### Instruction
All of the data should be output character for character, except the pictures.

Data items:
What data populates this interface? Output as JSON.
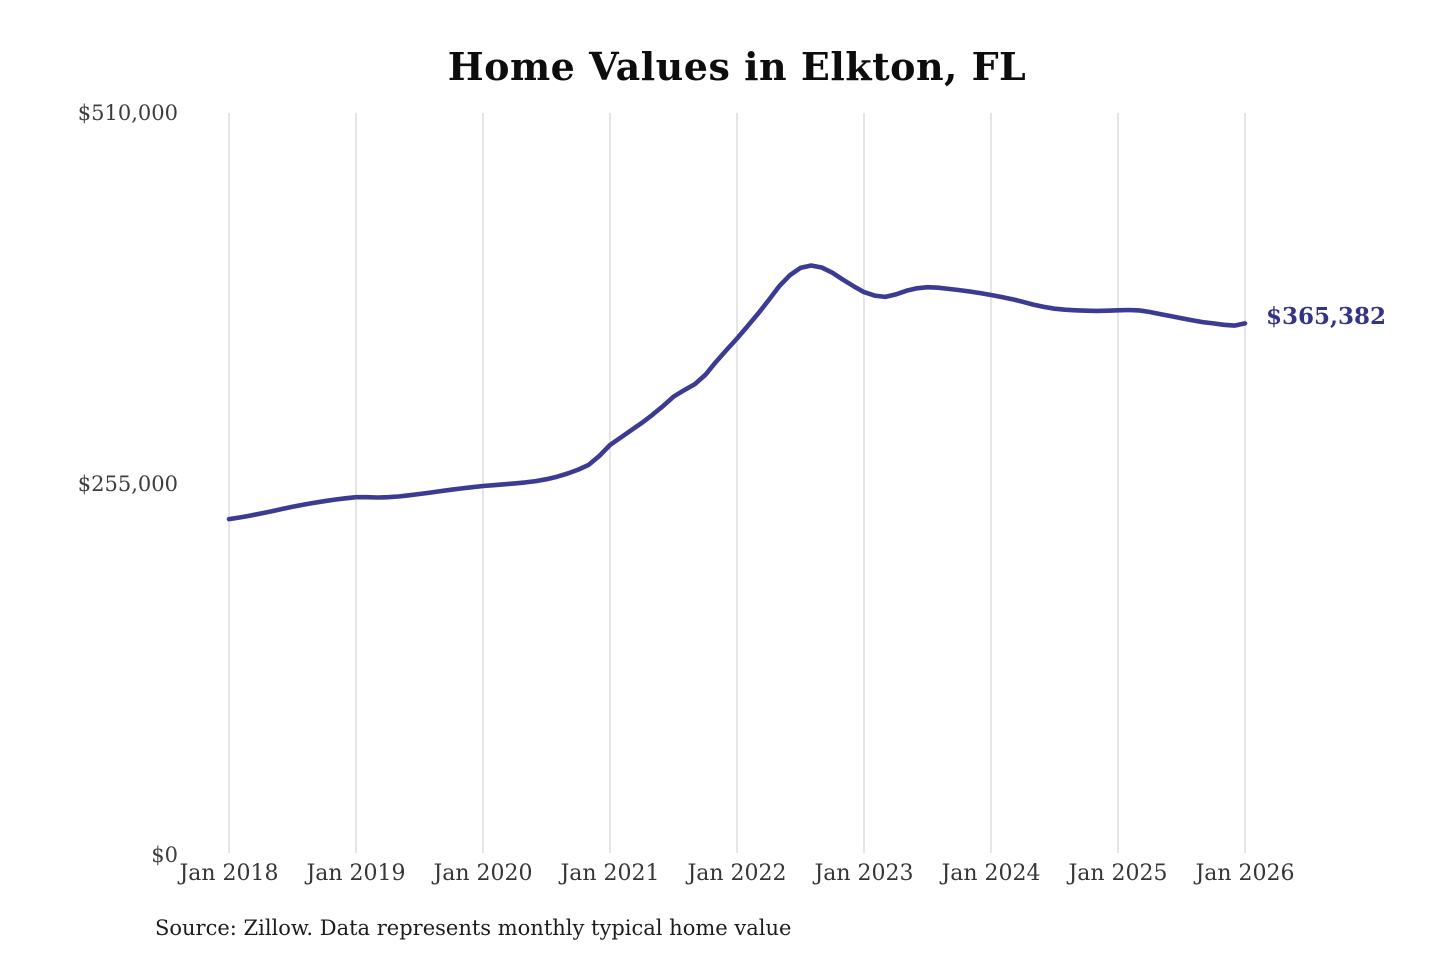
{
  "page_title": "Home Values in Elkton, FL",
  "footnote": "Source: Zillow. Data represents monthly typical home value",
  "chart_data": {
    "type": "line",
    "title": "Home Values in Elkton, FL",
    "xlabel": "",
    "ylabel": "",
    "frequency": "monthly",
    "x_start": "Jan 2018",
    "x_end": "Jan 2026",
    "x_tick_labels": [
      "Jan 2018",
      "Jan 2019",
      "Jan 2020",
      "Jan 2021",
      "Jan 2022",
      "Jan 2023",
      "Jan 2024",
      "Jan 2025",
      "Jan 2026"
    ],
    "y_ticks": [
      {
        "label": "$510,000",
        "value": 510000
      },
      {
        "label": "$255,000",
        "value": 255000
      },
      {
        "label": "$0",
        "value": 0
      }
    ],
    "ylim": [
      0,
      510000
    ],
    "grid": "vertical-only",
    "legend": "none",
    "end_label": "$365,382",
    "end_value": 365382,
    "line_color": "#3b3b94",
    "end_label_color": "#333387",
    "gridline_color": "#cbcbcb",
    "series": [
      {
        "name": "Typical home value",
        "values": [
          230900,
          232000,
          233300,
          234700,
          236200,
          237800,
          239300,
          240700,
          242000,
          243200,
          244300,
          245200,
          245900,
          245900,
          245700,
          245900,
          246400,
          247200,
          248100,
          249100,
          250100,
          251100,
          252000,
          252800,
          253600,
          254200,
          254800,
          255400,
          256100,
          257000,
          258300,
          260000,
          262200,
          264900,
          268200,
          274300,
          281800,
          286900,
          292000,
          297000,
          302500,
          308500,
          315000,
          319500,
          323500,
          330000,
          338800,
          347000,
          355000,
          363500,
          372200,
          381500,
          391000,
          398500,
          403500,
          405200,
          403800,
          400200,
          395500,
          391000,
          386900,
          384500,
          383600,
          385300,
          387800,
          389500,
          390300,
          389900,
          389100,
          388300,
          387300,
          386200,
          384900,
          383500,
          382000,
          380200,
          378300,
          376700,
          375500,
          374800,
          374400,
          374100,
          374000,
          374100,
          374400,
          374600,
          374300,
          373200,
          371800,
          370400,
          368900,
          367500,
          366300,
          365400,
          364400,
          363900,
          365382
        ]
      }
    ]
  }
}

### Response to this exercise
What data populates this interface? Output as JSON.
{
  "page_title": "Home Values in Elkton, FL",
  "footnote": "Source: Zillow. Data represents monthly typical home value",
  "chart_data": {
    "type": "line",
    "title": "Home Values in Elkton, FL",
    "xlabel": "",
    "ylabel": "",
    "frequency": "monthly",
    "x_start": "Jan 2018",
    "x_end": "Jan 2026",
    "x_tick_labels": [
      "Jan 2018",
      "Jan 2019",
      "Jan 2020",
      "Jan 2021",
      "Jan 2022",
      "Jan 2023",
      "Jan 2024",
      "Jan 2025",
      "Jan 2026"
    ],
    "y_ticks": [
      {
        "label": "$510,000",
        "value": 510000
      },
      {
        "label": "$255,000",
        "value": 255000
      },
      {
        "label": "$0",
        "value": 0
      }
    ],
    "ylim": [
      0,
      510000
    ],
    "grid": "vertical-only",
    "legend": "none",
    "end_label": "$365,382",
    "end_value": 365382,
    "line_color": "#3b3b94",
    "end_label_color": "#333387",
    "gridline_color": "#cbcbcb",
    "series": [
      {
        "name": "Typical home value",
        "values": [
          230900,
          232000,
          233300,
          234700,
          236200,
          237800,
          239300,
          240700,
          242000,
          243200,
          244300,
          245200,
          245900,
          245900,
          245700,
          245900,
          246400,
          247200,
          248100,
          249100,
          250100,
          251100,
          252000,
          252800,
          253600,
          254200,
          254800,
          255400,
          256100,
          257000,
          258300,
          260000,
          262200,
          264900,
          268200,
          274300,
          281800,
          286900,
          292000,
          297000,
          302500,
          308500,
          315000,
          319500,
          323500,
          330000,
          338800,
          347000,
          355000,
          363500,
          372200,
          381500,
          391000,
          398500,
          403500,
          405200,
          403800,
          400200,
          395500,
          391000,
          386900,
          384500,
          383600,
          385300,
          387800,
          389500,
          390300,
          389900,
          389100,
          388300,
          387300,
          386200,
          384900,
          383500,
          382000,
          380200,
          378300,
          376700,
          375500,
          374800,
          374400,
          374100,
          374000,
          374100,
          374400,
          374600,
          374300,
          373200,
          371800,
          370400,
          368900,
          367500,
          366300,
          365400,
          364400,
          363900,
          365382
        ]
      }
    ]
  }
}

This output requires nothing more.